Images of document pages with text

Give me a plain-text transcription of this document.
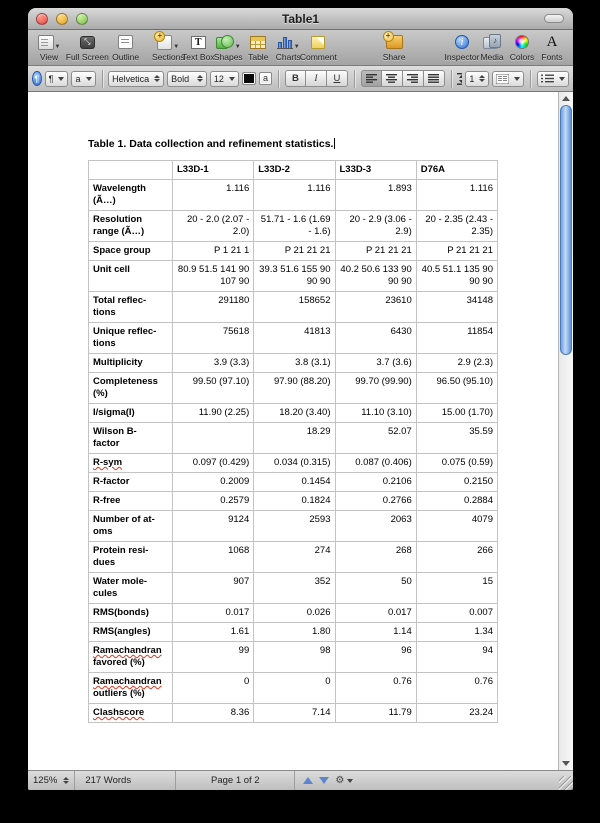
Table1
▼
View
⤡ Full Screen Outline
+
▼
Sections
T
Text Box
▼
Shapes Table
▼
Charts Comment
+	Share
i	Inspector
♪ Media Colors
A Fonts
¶ ¶ a	Helvetica Bold	12	a	B	I	U	1
Table 1. Data collection and refinement statistics.
	L33D-1	L33D-2	L33D-3	D76A

Wavelength
(Ã…)	1.116	1.116	1.893	1.116

Resolution
range (Ã…)	20 - 2.0 (2.07 - 2.0)	51.71 - 1.6 (1.69 - 1.6)	20 - 2.9 (3.06 - 2.9)	20 - 2.35 (2.43 - 2.35)

Space group	P 1 21 1	P 21 21 21	P 21 21 21	P 21 21 21

Unit cell	80.9 51.5 141 90 107 90	39.3 51.6 155 90 90 90	40.2 50.6 133 90 90 90	40.5 51.1 135 90 90 90

Total reflec-
tions	291180	158652	23610	34148

Unique reflec-
tions	75618	41813	6430	11854

Multiplicity	3.9 (3.3)	3.8 (3.1)	3.7 (3.6)	2.9 (2.3)

Completeness
(%)	99.50 (97.10)	97.90 (88.20)	99.70 (99.90)	96.50 (95.10)

I/sigma(I)	11.90 (2.25)	18.20 (3.40)	11.10 (3.10)	15.00 (1.70)

Wilson B-
factor		18.29	52.07	35.59

R-sym	0.097 (0.429)	0.034 (0.315)	0.087 (0.406)	0.075 (0.59)

R-factor	0.2009	0.1454	0.2106	0.2150

R-free	0.2579	0.1824	0.2766	0.2884

Number of at-
oms	9124	2593	2063	4079

Protein resi-
dues	1068	274	268	266

Water mole-
cules	907	352	50	15

RMS(bonds)	0.017	0.026	0.017	0.007

RMS(angles)	1.61	1.80	1.14	1.34

Ramachandran
favored (%)	99	98	96	94

Ramachandran
outliers (%)	0	0	0.76	0.76

Clashscore	8.36	7.14	11.79	23.24
125%	217 Words	Page 1 of 2	⚙
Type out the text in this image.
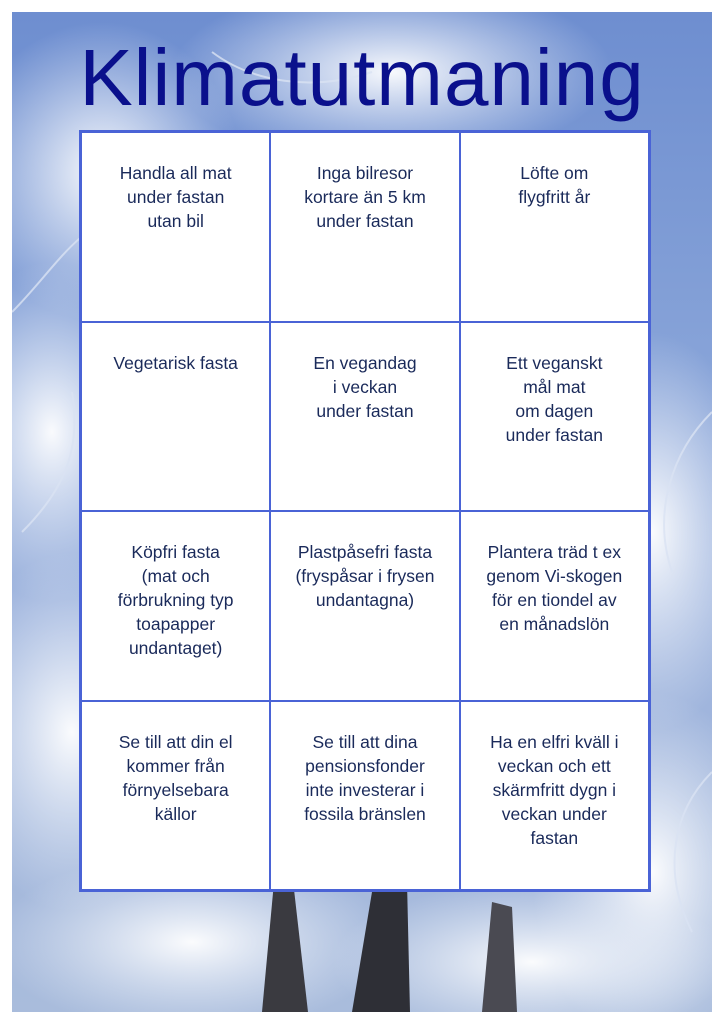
Klimatutmaning
Handla all mat
under fastan
utan bil
Inga bilresor
kortare än 5 km
under fastan
Löfte om
flygfritt år
Vegetarisk fasta	En vegandag
i veckan
under fastan
Ett veganskt
mål mat
om dagen
under fastan
Köpfri fasta
(mat och
förbrukning typ
toapapper
undantaget)
Plastpåsefri fasta
(fryspåsar i frysen
undantagna)
Plantera träd t ex
genom Vi-skogen
för en tiondel av
en månadslön
Se till att din el
kommer från
förnyelsebara
källor
Se till att dina
pensionsfonder
inte investerar i
fossila bränslen
Ha en elfri kväll i
veckan och ett
skärmfritt dygn i
veckan under
fastan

## WHAT TO PRODUCE:
Each entry above should be returned exactly as written, minus its pictures.

## EXPECTED ANSWER:
Give me a plain-text transcription of this document.
Table1
▼
View
⤡ Full Screen Outline
+
▼
Sections
T
Text Box
▼
Shapes Table
▼
Charts Comment
+	Share
i	Inspector
♪ Media Colors
A Fonts
¶ ¶ a	Helvetica Bold	12	a	B	I	U	1
Table 1. Data collection and refinement statistics.
	L33D-1	L33D-2	L33D-3	D76A

Wavelength
(Ã…)	1.116	1.116	1.893	1.116

Resolution
range (Ã…)	20 - 2.0 (2.07 - 2.0)	51.71 - 1.6 (1.69 - 1.6)	20 - 2.9 (3.06 - 2.9)	20 - 2.35 (2.43 - 2.35)

Space group	P 1 21 1	P 21 21 21	P 21 21 21	P 21 21 21

Unit cell	80.9 51.5 141 90 107 90	39.3 51.6 155 90 90 90	40.2 50.6 133 90 90 90	40.5 51.1 135 90 90 90

Total reflec-
tions	291180	158652	23610	34148

Unique reflec-
tions	75618	41813	6430	11854

Multiplicity	3.9 (3.3)	3.8 (3.1)	3.7 (3.6)	2.9 (2.3)

Completeness
(%)	99.50 (97.10)	97.90 (88.20)	99.70 (99.90)	96.50 (95.10)

I/sigma(I)	11.90 (2.25)	18.20 (3.40)	11.10 (3.10)	15.00 (1.70)

Wilson B-
factor		18.29	52.07	35.59

R-sym	0.097 (0.429)	0.034 (0.315)	0.087 (0.406)	0.075 (0.59)

R-factor	0.2009	0.1454	0.2106	0.2150

R-free	0.2579	0.1824	0.2766	0.2884

Number of at-
oms	9124	2593	2063	4079

Protein resi-
dues	1068	274	268	266

Water mole-
cules	907	352	50	15

RMS(bonds)	0.017	0.026	0.017	0.007

RMS(angles)	1.61	1.80	1.14	1.34

Ramachandran
favored (%)	99	98	96	94

Ramachandran
outliers (%)	0	0	0.76	0.76

Clashscore	8.36	7.14	11.79	23.24
125%	217 Words	Page 1 of 2	⚙
Type out the text in this image.
Klimatutmaning
Handla all mat
under fastan
utan bil
Inga bilresor
kortare än 5 km
under fastan
Löfte om
flygfritt år
Vegetarisk fasta	En vegandag
i veckan
under fastan
Ett veganskt
mål mat
om dagen
under fastan
Köpfri fasta
(mat och
förbrukning typ
toapapper
undantaget)
Plastpåsefri fasta
(fryspåsar i frysen
undantagna)
Plantera träd t ex
genom Vi-skogen
för en tiondel av
en månadslön
Se till att din el
kommer från
förnyelsebara
källor
Se till att dina
pensionsfonder
inte investerar i
fossila bränslen
Ha en elfri kväll i
veckan och ett
skärmfritt dygn i
veckan under
fastan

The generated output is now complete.